→ **Exercise task**
Locate every line in the records below that holds the word "content" and return each one.

→ **Dataset listings of figures**
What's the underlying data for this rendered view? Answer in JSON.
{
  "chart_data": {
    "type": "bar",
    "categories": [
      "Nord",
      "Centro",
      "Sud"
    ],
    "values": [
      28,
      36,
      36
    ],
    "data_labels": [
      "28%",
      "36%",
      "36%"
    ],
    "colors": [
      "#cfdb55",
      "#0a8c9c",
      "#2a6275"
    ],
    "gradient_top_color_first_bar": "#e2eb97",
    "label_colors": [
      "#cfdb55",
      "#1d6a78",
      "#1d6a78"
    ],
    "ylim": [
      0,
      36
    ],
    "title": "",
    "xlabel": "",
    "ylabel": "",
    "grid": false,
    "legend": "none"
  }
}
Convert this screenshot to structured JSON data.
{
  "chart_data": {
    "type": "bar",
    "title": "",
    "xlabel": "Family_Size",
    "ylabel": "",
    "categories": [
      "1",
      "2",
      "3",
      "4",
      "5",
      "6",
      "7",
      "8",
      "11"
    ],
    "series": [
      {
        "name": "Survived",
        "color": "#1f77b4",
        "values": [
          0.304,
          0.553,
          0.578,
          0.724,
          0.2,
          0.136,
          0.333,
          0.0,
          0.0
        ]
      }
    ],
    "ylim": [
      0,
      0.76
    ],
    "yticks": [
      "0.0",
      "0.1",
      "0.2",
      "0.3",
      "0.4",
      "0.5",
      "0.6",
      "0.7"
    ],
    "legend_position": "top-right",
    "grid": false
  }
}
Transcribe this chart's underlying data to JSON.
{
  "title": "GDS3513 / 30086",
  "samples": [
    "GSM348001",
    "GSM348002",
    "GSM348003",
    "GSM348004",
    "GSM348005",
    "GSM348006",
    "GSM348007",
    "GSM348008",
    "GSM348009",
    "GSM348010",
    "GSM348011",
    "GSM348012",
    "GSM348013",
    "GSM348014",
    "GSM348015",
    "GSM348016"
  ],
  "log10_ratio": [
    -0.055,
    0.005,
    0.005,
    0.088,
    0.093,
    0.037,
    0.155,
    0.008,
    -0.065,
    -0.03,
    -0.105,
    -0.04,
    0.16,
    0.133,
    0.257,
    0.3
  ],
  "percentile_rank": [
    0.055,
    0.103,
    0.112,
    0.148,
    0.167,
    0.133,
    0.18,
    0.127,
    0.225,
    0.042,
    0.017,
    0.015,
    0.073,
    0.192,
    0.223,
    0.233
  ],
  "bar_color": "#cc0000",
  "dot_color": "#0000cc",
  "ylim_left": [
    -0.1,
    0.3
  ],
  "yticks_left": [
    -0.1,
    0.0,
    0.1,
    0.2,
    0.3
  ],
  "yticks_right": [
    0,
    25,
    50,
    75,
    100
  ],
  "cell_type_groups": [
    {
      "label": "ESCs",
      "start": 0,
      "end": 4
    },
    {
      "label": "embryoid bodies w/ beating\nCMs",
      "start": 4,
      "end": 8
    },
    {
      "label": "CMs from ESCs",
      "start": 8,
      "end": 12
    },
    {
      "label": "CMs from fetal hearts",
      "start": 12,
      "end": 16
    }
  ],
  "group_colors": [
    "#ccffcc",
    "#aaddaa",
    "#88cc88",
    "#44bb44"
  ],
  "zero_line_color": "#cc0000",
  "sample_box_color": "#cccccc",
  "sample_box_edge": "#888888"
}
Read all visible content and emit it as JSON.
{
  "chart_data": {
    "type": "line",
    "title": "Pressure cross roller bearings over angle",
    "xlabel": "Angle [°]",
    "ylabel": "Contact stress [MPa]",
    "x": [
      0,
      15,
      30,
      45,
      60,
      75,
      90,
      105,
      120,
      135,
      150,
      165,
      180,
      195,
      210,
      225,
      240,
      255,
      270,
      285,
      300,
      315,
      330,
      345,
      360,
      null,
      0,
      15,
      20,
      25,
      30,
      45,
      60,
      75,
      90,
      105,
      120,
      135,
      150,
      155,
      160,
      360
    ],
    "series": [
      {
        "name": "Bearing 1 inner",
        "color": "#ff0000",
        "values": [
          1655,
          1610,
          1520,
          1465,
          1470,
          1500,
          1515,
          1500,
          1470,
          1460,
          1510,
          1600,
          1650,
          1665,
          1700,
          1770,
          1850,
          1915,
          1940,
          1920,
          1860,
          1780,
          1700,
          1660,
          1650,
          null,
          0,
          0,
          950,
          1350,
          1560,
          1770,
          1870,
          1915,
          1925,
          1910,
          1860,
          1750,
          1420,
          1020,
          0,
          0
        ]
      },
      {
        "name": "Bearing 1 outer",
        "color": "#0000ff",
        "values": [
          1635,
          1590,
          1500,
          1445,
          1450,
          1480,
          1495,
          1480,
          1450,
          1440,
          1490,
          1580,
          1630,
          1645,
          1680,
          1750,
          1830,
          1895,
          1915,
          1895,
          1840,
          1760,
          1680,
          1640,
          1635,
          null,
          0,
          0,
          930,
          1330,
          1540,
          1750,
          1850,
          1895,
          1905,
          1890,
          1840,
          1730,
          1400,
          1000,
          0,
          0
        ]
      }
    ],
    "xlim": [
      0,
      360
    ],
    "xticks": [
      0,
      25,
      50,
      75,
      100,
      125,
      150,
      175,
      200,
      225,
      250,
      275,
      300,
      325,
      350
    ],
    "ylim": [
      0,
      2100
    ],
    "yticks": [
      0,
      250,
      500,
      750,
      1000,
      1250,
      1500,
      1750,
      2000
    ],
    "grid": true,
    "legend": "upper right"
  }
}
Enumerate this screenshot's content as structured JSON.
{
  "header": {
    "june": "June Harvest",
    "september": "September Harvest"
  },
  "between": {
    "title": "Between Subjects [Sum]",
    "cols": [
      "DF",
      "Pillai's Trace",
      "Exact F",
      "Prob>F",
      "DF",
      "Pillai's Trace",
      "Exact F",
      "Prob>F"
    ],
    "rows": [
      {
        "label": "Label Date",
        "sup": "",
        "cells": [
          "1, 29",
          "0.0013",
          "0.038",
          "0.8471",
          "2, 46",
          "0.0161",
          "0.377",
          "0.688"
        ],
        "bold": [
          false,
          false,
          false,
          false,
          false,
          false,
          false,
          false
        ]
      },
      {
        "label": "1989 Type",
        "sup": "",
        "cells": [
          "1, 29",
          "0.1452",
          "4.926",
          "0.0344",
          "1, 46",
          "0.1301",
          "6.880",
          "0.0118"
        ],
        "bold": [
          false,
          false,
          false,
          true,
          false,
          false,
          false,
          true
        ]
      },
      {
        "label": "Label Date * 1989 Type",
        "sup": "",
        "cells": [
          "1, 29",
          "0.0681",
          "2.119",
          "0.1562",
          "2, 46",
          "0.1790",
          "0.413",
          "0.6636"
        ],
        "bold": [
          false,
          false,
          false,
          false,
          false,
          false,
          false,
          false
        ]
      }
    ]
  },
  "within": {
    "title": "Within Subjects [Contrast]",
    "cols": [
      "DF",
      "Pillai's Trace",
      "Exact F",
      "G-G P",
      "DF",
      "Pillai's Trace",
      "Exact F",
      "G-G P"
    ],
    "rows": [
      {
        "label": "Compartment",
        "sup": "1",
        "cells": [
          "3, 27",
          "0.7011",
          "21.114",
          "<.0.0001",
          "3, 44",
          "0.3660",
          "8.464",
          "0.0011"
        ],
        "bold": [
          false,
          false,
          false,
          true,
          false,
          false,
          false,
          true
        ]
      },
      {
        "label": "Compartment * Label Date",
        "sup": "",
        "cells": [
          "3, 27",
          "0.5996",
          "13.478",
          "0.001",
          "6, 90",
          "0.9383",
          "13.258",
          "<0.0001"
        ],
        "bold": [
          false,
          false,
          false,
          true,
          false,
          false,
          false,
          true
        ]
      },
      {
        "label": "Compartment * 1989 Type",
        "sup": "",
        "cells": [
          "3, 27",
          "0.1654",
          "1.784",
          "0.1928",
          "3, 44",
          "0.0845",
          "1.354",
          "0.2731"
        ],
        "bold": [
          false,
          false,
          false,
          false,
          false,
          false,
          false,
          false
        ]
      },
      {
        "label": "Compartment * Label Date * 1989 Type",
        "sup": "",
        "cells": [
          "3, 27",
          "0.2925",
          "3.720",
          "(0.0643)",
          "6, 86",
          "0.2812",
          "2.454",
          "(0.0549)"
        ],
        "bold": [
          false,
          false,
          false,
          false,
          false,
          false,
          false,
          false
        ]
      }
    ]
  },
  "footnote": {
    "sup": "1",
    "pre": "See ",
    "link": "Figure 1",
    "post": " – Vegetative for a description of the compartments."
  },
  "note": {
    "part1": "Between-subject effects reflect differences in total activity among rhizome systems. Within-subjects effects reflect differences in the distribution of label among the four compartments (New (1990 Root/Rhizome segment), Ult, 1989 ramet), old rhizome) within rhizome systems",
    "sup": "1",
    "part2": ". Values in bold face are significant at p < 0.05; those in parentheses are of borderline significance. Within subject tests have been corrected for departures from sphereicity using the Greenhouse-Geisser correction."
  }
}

→ **Reply to the exercise**
Read all visible content and emit it as JSON.
Enumerate this screenshot's content as structured JSON.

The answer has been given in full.